The problem: What is needed is the run of lines from the one with "Convert this screenshot" through the close of the data, set down exactly.

Records for this task:
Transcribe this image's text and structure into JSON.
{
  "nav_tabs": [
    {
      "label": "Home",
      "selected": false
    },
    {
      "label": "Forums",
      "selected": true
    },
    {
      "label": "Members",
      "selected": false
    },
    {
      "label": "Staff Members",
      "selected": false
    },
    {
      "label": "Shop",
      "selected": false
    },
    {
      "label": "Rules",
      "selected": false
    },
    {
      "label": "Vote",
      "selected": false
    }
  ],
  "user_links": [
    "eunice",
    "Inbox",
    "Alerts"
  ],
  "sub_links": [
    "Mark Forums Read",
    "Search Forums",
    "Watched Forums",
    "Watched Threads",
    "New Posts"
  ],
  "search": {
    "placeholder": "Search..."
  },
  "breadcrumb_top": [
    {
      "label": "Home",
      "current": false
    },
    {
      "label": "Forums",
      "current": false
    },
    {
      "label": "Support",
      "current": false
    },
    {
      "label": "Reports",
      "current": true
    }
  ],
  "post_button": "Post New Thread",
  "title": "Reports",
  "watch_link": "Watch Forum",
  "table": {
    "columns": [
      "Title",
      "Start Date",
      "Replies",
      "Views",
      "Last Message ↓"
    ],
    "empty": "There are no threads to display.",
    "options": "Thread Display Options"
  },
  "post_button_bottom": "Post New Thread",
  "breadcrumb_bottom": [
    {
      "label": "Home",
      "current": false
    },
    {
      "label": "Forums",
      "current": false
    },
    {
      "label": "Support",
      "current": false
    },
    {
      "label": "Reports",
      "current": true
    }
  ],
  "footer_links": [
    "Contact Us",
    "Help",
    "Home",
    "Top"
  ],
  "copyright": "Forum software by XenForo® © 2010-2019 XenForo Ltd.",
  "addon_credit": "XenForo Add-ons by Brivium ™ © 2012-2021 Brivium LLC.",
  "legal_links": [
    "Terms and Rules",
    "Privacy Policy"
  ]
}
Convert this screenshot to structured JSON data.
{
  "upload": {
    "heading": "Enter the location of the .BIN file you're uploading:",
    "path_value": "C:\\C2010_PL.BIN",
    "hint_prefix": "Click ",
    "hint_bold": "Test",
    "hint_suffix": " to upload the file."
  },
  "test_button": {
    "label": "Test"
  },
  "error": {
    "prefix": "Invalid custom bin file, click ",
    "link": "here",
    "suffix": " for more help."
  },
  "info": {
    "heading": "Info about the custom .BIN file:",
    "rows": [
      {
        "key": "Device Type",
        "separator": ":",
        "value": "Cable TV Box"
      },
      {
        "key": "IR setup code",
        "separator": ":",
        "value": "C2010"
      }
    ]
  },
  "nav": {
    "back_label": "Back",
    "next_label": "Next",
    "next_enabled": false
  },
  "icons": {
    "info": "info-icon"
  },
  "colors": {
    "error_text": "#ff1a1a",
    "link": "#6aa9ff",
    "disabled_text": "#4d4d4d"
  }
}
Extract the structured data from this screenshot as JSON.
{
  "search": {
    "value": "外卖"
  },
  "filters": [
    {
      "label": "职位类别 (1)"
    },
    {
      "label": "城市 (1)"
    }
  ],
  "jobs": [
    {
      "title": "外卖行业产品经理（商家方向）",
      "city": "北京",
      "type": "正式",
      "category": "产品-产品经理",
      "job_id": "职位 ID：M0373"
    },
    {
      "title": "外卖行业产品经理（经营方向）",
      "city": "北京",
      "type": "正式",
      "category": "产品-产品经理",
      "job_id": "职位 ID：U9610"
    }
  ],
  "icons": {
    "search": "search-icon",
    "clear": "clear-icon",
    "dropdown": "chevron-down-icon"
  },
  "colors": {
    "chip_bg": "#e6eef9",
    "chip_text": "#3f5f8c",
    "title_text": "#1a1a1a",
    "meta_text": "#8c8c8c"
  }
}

Reply:
Convert this screenshot to structured JSON data.
{
  "upload": {
    "heading": "Enter the location of the .BIN file you're uploading:",
    "path_value": "C:\\C2010_PL.BIN",
    "hint_prefix": "Click ",
    "hint_bold": "Test",
    "hint_suffix": " to upload the file."
  },
  "test_button": {
    "label": "Test"
  },
  "error": {
    "prefix": "Invalid custom bin file, click ",
    "link": "here",
    "suffix": " for more help."
  },
  "info": {
    "heading": "Info about the custom .BIN file:",
    "rows": [
      {
        "key": "Device Type",
        "separator": ":",
        "value": "Cable TV Box"
      },
      {
        "key": "IR setup code",
        "separator": ":",
        "value": "C2010"
      }
    ]
  },
  "nav": {
    "back_label": "Back",
    "next_label": "Next",
    "next_enabled": false
  },
  "icons": {
    "info": "info-icon"
  },
  "colors": {
    "error_text": "#ff1a1a",
    "link": "#6aa9ff",
    "disabled_text": "#4d4d4d"
  }
}
Extract the structured data from this screenshot as JSON.
{
  "search": {
    "value": "外卖"
  },
  "filters": [
    {
      "label": "职位类别 (1)"
    },
    {
      "label": "城市 (1)"
    }
  ],
  "jobs": [
    {
      "title": "外卖行业产品经理（商家方向）",
      "city": "北京",
      "type": "正式",
      "category": "产品-产品经理",
      "job_id": "职位 ID：M0373"
    },
    {
      "title": "外卖行业产品经理（经营方向）",
      "city": "北京",
      "type": "正式",
      "category": "产品-产品经理",
      "job_id": "职位 ID：U9610"
    }
  ],
  "icons": {
    "search": "search-icon",
    "clear": "clear-icon",
    "dropdown": "chevron-down-icon"
  },
  "colors": {
    "chip_bg": "#e6eef9",
    "chip_text": "#3f5f8c",
    "title_text": "#1a1a1a",
    "meta_text": "#8c8c8c"
  }
}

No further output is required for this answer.